* Set task *
Transcribe each line exactly.

### Task data ###

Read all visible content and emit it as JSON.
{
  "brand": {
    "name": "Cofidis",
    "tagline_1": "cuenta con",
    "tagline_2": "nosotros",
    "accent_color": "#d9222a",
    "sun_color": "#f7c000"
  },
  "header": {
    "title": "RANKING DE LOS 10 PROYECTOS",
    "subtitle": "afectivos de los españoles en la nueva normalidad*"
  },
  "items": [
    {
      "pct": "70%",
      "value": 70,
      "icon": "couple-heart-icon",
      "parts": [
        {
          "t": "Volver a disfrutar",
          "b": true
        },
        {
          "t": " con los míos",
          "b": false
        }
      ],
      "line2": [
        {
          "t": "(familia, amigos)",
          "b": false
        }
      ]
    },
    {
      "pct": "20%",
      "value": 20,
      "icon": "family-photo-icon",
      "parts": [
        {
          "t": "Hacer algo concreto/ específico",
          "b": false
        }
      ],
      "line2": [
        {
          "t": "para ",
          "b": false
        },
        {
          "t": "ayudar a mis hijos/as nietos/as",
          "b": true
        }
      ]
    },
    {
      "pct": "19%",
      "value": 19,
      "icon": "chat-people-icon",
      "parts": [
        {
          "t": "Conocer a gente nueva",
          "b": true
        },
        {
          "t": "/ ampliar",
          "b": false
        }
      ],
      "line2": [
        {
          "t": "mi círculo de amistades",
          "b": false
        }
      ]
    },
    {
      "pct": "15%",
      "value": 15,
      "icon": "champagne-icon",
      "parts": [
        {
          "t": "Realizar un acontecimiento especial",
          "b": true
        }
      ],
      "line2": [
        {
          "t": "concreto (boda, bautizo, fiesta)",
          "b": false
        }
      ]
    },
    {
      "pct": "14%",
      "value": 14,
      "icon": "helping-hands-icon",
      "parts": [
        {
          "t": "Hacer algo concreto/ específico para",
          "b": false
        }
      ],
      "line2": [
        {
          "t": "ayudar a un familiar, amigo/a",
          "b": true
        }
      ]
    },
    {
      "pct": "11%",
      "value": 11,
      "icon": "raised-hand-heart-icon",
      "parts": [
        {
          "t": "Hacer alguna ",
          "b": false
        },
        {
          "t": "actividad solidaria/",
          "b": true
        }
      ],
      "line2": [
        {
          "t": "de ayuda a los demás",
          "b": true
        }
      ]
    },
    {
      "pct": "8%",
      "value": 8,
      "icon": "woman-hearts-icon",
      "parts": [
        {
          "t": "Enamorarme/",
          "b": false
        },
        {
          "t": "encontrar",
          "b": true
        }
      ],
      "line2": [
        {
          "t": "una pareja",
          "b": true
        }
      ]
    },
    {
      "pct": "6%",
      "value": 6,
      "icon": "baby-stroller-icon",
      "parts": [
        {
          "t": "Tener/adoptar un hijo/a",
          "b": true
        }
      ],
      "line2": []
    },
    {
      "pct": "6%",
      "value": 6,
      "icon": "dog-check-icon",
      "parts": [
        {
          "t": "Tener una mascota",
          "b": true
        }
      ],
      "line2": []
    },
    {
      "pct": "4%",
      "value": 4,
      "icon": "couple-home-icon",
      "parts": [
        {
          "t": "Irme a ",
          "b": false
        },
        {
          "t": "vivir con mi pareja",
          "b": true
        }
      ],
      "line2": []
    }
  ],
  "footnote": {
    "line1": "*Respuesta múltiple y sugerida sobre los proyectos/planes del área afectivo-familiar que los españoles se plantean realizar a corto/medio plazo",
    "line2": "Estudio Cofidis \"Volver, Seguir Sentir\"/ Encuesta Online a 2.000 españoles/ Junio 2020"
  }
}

###

* Answer *
Read all visible content and emit it as JSON.
{
  "brand": {
    "name": "Cofidis",
    "tagline_1": "cuenta con",
    "tagline_2": "nosotros",
    "accent_color": "#d9222a",
    "sun_color": "#f7c000"
  },
  "header": {
    "title": "RANKING DE LOS 10 PROYECTOS",
    "subtitle": "afectivos de los españoles en la nueva normalidad*"
  },
  "items": [
    {
      "pct": "70%",
      "value": 70,
      "icon": "couple-heart-icon",
      "parts": [
        {
          "t": "Volver a disfrutar",
          "b": true
        },
        {
          "t": " con los míos",
          "b": false
        }
      ],
      "line2": [
        {
          "t": "(familia, amigos)",
          "b": false
        }
      ]
    },
    {
      "pct": "20%",
      "value": 20,
      "icon": "family-photo-icon",
      "parts": [
        {
          "t": "Hacer algo concreto/ específico",
          "b": false
        }
      ],
      "line2": [
        {
          "t": "para ",
          "b": false
        },
        {
          "t": "ayudar a mis hijos/as nietos/as",
          "b": true
        }
      ]
    },
    {
      "pct": "19%",
      "value": 19,
      "icon": "chat-people-icon",
      "parts": [
        {
          "t": "Conocer a gente nueva",
          "b": true
        },
        {
          "t": "/ ampliar",
          "b": false
        }
      ],
      "line2": [
        {
          "t": "mi círculo de amistades",
          "b": false
        }
      ]
    },
    {
      "pct": "15%",
      "value": 15,
      "icon": "champagne-icon",
      "parts": [
        {
          "t": "Realizar un acontecimiento especial",
          "b": true
        }
      ],
      "line2": [
        {
          "t": "concreto (boda, bautizo, fiesta)",
          "b": false
        }
      ]
    },
    {
      "pct": "14%",
      "value": 14,
      "icon": "helping-hands-icon",
      "parts": [
        {
          "t": "Hacer algo concreto/ específico para",
          "b": false
        }
      ],
      "line2": [
        {
          "t": "ayudar a un familiar, amigo/a",
          "b": true
        }
      ]
    },
    {
      "pct": "11%",
      "value": 11,
      "icon": "raised-hand-heart-icon",
      "parts": [
        {
          "t": "Hacer alguna ",
          "b": false
        },
        {
          "t": "actividad solidaria/",
          "b": true
        }
      ],
      "line2": [
        {
          "t": "de ayuda a los demás",
          "b": true
        }
      ]
    },
    {
      "pct": "8%",
      "value": 8,
      "icon": "woman-hearts-icon",
      "parts": [
        {
          "t": "Enamorarme/",
          "b": false
        },
        {
          "t": "encontrar",
          "b": true
        }
      ],
      "line2": [
        {
          "t": "una pareja",
          "b": true
        }
      ]
    },
    {
      "pct": "6%",
      "value": 6,
      "icon": "baby-stroller-icon",
      "parts": [
        {
          "t": "Tener/adoptar un hijo/a",
          "b": true
        }
      ],
      "line2": []
    },
    {
      "pct": "6%",
      "value": 6,
      "icon": "dog-check-icon",
      "parts": [
        {
          "t": "Tener una mascota",
          "b": true
        }
      ],
      "line2": []
    },
    {
      "pct": "4%",
      "value": 4,
      "icon": "couple-home-icon",
      "parts": [
        {
          "t": "Irme a ",
          "b": false
        },
        {
          "t": "vivir con mi pareja",
          "b": true
        }
      ],
      "line2": []
    }
  ],
  "footnote": {
    "line1": "*Respuesta múltiple y sugerida sobre los proyectos/planes del área afectivo-familiar que los españoles se plantean realizar a corto/medio plazo",
    "line2": "Estudio Cofidis \"Volver, Seguir Sentir\"/ Encuesta Online a 2.000 españoles/ Junio 2020"
  }
}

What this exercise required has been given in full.